— BEGIN —

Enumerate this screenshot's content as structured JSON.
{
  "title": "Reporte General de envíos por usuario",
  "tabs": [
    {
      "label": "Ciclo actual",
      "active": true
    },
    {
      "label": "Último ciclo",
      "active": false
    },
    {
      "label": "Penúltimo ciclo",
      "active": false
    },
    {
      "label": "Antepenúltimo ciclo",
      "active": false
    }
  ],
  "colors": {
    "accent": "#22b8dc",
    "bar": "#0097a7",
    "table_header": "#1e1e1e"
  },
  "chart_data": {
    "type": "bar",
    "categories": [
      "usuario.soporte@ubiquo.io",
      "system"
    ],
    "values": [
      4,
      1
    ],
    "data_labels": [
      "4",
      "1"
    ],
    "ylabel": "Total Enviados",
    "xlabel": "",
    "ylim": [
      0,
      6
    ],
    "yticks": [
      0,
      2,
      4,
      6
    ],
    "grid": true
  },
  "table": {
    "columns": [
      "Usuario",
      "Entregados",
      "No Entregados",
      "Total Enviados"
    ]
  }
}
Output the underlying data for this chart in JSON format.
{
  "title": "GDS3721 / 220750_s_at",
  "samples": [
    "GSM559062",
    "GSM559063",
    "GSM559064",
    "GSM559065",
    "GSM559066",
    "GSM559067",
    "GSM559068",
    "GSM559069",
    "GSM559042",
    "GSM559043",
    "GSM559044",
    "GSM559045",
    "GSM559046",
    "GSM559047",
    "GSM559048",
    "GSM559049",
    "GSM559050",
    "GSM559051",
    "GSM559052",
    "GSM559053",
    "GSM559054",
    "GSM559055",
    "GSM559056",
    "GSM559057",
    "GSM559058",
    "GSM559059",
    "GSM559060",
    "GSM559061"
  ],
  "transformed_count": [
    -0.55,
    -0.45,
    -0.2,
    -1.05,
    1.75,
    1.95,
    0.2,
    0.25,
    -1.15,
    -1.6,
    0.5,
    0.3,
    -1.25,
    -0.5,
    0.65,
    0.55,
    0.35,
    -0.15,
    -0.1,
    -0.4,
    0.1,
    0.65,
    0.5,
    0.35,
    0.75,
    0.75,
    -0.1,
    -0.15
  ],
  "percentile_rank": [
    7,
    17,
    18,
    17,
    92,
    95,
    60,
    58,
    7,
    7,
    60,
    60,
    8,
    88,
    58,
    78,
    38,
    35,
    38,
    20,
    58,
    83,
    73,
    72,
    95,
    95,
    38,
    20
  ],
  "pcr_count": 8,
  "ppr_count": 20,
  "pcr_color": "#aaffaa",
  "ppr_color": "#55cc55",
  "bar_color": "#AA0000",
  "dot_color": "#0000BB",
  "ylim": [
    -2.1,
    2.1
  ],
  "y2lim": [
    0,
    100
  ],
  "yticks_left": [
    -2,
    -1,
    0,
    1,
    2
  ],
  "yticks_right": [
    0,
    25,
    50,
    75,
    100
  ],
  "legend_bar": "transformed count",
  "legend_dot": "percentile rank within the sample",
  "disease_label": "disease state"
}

— END —

| INSTRUCTIONS TO FOLLOW |
Repeat every entry exactly as written above.

| PROBLEM SOLUTION |
Enumerate this screenshot's content as structured JSON.
{
  "title": "Reporte General de envíos por usuario",
  "tabs": [
    {
      "label": "Ciclo actual",
      "active": true
    },
    {
      "label": "Último ciclo",
      "active": false
    },
    {
      "label": "Penúltimo ciclo",
      "active": false
    },
    {
      "label": "Antepenúltimo ciclo",
      "active": false
    }
  ],
  "colors": {
    "accent": "#22b8dc",
    "bar": "#0097a7",
    "table_header": "#1e1e1e"
  },
  "chart_data": {
    "type": "bar",
    "categories": [
      "usuario.soporte@ubiquo.io",
      "system"
    ],
    "values": [
      4,
      1
    ],
    "data_labels": [
      "4",
      "1"
    ],
    "ylabel": "Total Enviados",
    "xlabel": "",
    "ylim": [
      0,
      6
    ],
    "yticks": [
      0,
      2,
      4,
      6
    ],
    "grid": true
  },
  "table": {
    "columns": [
      "Usuario",
      "Entregados",
      "No Entregados",
      "Total Enviados"
    ]
  }
}
Output the underlying data for this chart in JSON format.
{
  "title": "GDS3721 / 220750_s_at",
  "samples": [
    "GSM559062",
    "GSM559063",
    "GSM559064",
    "GSM559065",
    "GSM559066",
    "GSM559067",
    "GSM559068",
    "GSM559069",
    "GSM559042",
    "GSM559043",
    "GSM559044",
    "GSM559045",
    "GSM559046",
    "GSM559047",
    "GSM559048",
    "GSM559049",
    "GSM559050",
    "GSM559051",
    "GSM559052",
    "GSM559053",
    "GSM559054",
    "GSM559055",
    "GSM559056",
    "GSM559057",
    "GSM559058",
    "GSM559059",
    "GSM559060",
    "GSM559061"
  ],
  "transformed_count": [
    -0.55,
    -0.45,
    -0.2,
    -1.05,
    1.75,
    1.95,
    0.2,
    0.25,
    -1.15,
    -1.6,
    0.5,
    0.3,
    -1.25,
    -0.5,
    0.65,
    0.55,
    0.35,
    -0.15,
    -0.1,
    -0.4,
    0.1,
    0.65,
    0.5,
    0.35,
    0.75,
    0.75,
    -0.1,
    -0.15
  ],
  "percentile_rank": [
    7,
    17,
    18,
    17,
    92,
    95,
    60,
    58,
    7,
    7,
    60,
    60,
    8,
    88,
    58,
    78,
    38,
    35,
    38,
    20,
    58,
    83,
    73,
    72,
    95,
    95,
    38,
    20
  ],
  "pcr_count": 8,
  "ppr_count": 20,
  "pcr_color": "#aaffaa",
  "ppr_color": "#55cc55",
  "bar_color": "#AA0000",
  "dot_color": "#0000BB",
  "ylim": [
    -2.1,
    2.1
  ],
  "y2lim": [
    0,
    100
  ],
  "yticks_left": [
    -2,
    -1,
    0,
    1,
    2
  ],
  "yticks_right": [
    0,
    25,
    50,
    75,
    100
  ],
  "legend_bar": "transformed count",
  "legend_dot": "percentile rank within the sample",
  "disease_label": "disease state"
}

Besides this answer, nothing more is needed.